Dataset entries
-----

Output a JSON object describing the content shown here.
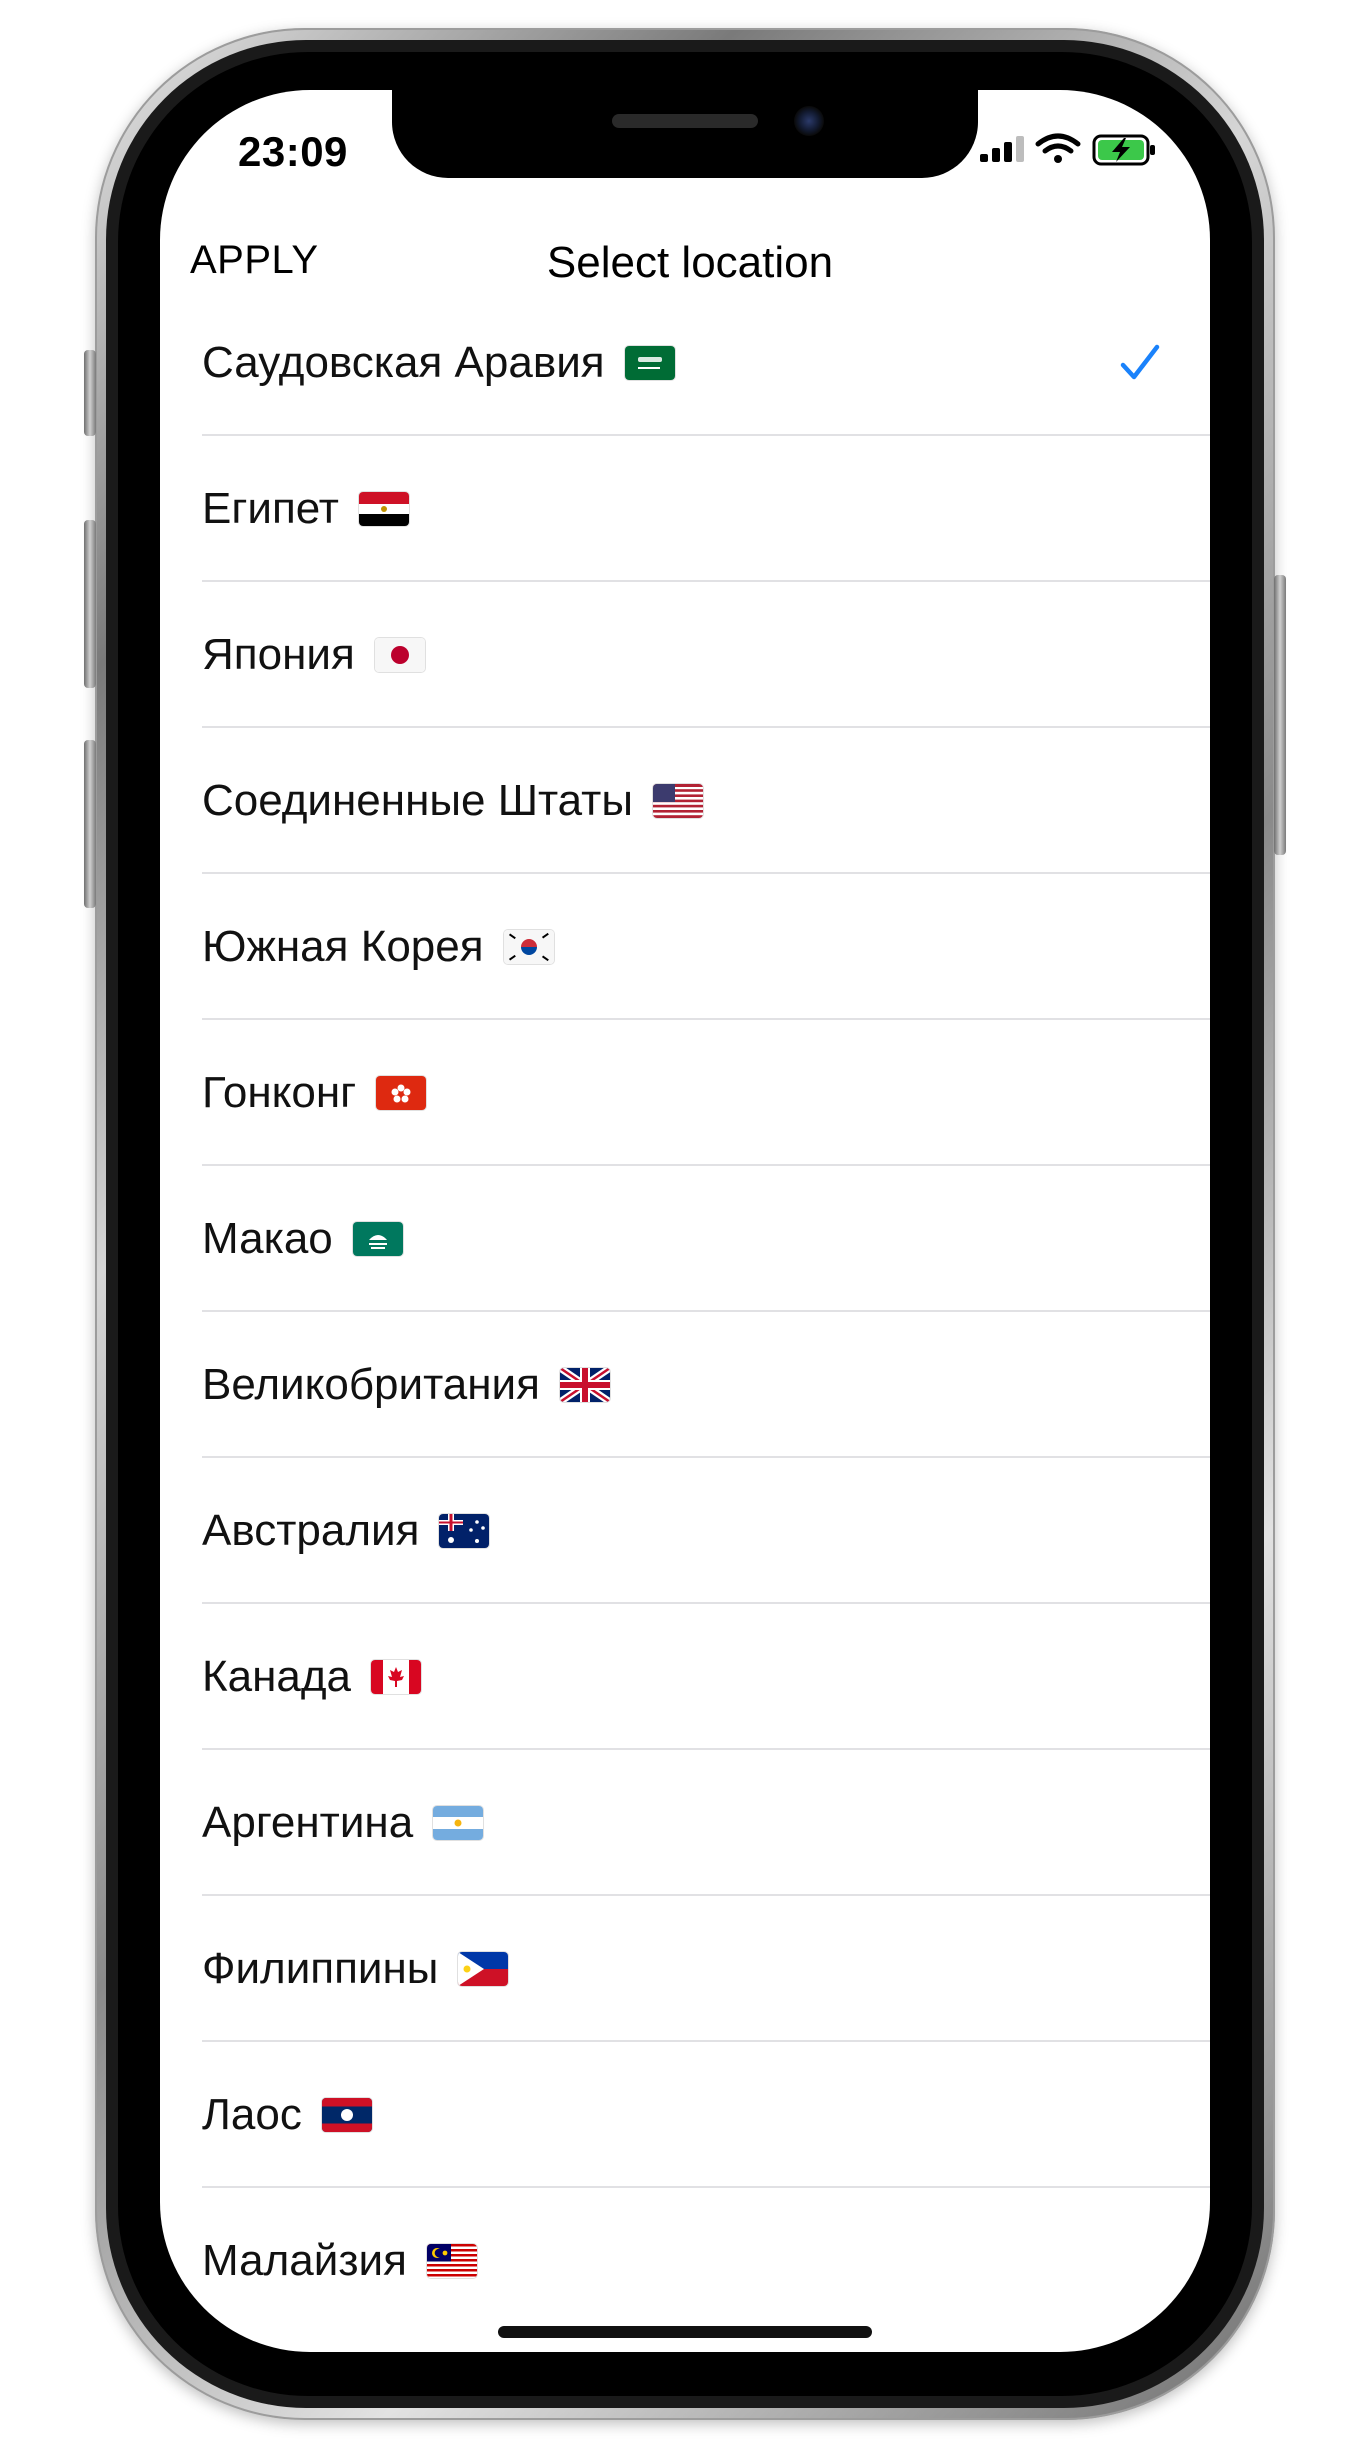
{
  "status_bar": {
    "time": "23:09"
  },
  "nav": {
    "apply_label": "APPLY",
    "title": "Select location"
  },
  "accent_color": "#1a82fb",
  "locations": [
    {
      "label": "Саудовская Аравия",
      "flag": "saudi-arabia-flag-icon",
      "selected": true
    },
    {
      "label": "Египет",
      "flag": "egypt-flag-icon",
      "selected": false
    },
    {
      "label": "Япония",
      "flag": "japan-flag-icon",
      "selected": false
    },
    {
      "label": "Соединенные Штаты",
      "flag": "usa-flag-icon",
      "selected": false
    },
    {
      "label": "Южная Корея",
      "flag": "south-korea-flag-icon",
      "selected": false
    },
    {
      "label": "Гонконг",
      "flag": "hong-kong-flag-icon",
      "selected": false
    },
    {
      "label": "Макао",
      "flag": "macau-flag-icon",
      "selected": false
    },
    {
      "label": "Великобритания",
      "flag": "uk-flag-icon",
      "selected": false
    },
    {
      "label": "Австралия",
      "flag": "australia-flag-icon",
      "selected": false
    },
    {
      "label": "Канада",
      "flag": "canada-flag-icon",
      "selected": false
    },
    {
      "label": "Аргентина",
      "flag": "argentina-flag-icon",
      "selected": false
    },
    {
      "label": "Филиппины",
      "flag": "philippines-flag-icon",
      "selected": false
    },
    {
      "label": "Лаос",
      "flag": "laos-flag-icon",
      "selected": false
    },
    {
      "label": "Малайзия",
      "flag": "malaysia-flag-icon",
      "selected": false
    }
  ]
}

-----

_Goal of the exercise_
Copy the listing exactly. Any image in it stays out of the copy.

_Full answer_
Output a JSON object describing the content shown here.
{
  "status_bar": {
    "time": "23:09"
  },
  "nav": {
    "apply_label": "APPLY",
    "title": "Select location"
  },
  "accent_color": "#1a82fb",
  "locations": [
    {
      "label": "Саудовская Аравия",
      "flag": "saudi-arabia-flag-icon",
      "selected": true
    },
    {
      "label": "Египет",
      "flag": "egypt-flag-icon",
      "selected": false
    },
    {
      "label": "Япония",
      "flag": "japan-flag-icon",
      "selected": false
    },
    {
      "label": "Соединенные Штаты",
      "flag": "usa-flag-icon",
      "selected": false
    },
    {
      "label": "Южная Корея",
      "flag": "south-korea-flag-icon",
      "selected": false
    },
    {
      "label": "Гонконг",
      "flag": "hong-kong-flag-icon",
      "selected": false
    },
    {
      "label": "Макао",
      "flag": "macau-flag-icon",
      "selected": false
    },
    {
      "label": "Великобритания",
      "flag": "uk-flag-icon",
      "selected": false
    },
    {
      "label": "Австралия",
      "flag": "australia-flag-icon",
      "selected": false
    },
    {
      "label": "Канада",
      "flag": "canada-flag-icon",
      "selected": false
    },
    {
      "label": "Аргентина",
      "flag": "argentina-flag-icon",
      "selected": false
    },
    {
      "label": "Филиппины",
      "flag": "philippines-flag-icon",
      "selected": false
    },
    {
      "label": "Лаос",
      "flag": "laos-flag-icon",
      "selected": false
    },
    {
      "label": "Малайзия",
      "flag": "malaysia-flag-icon",
      "selected": false
    }
  ]
}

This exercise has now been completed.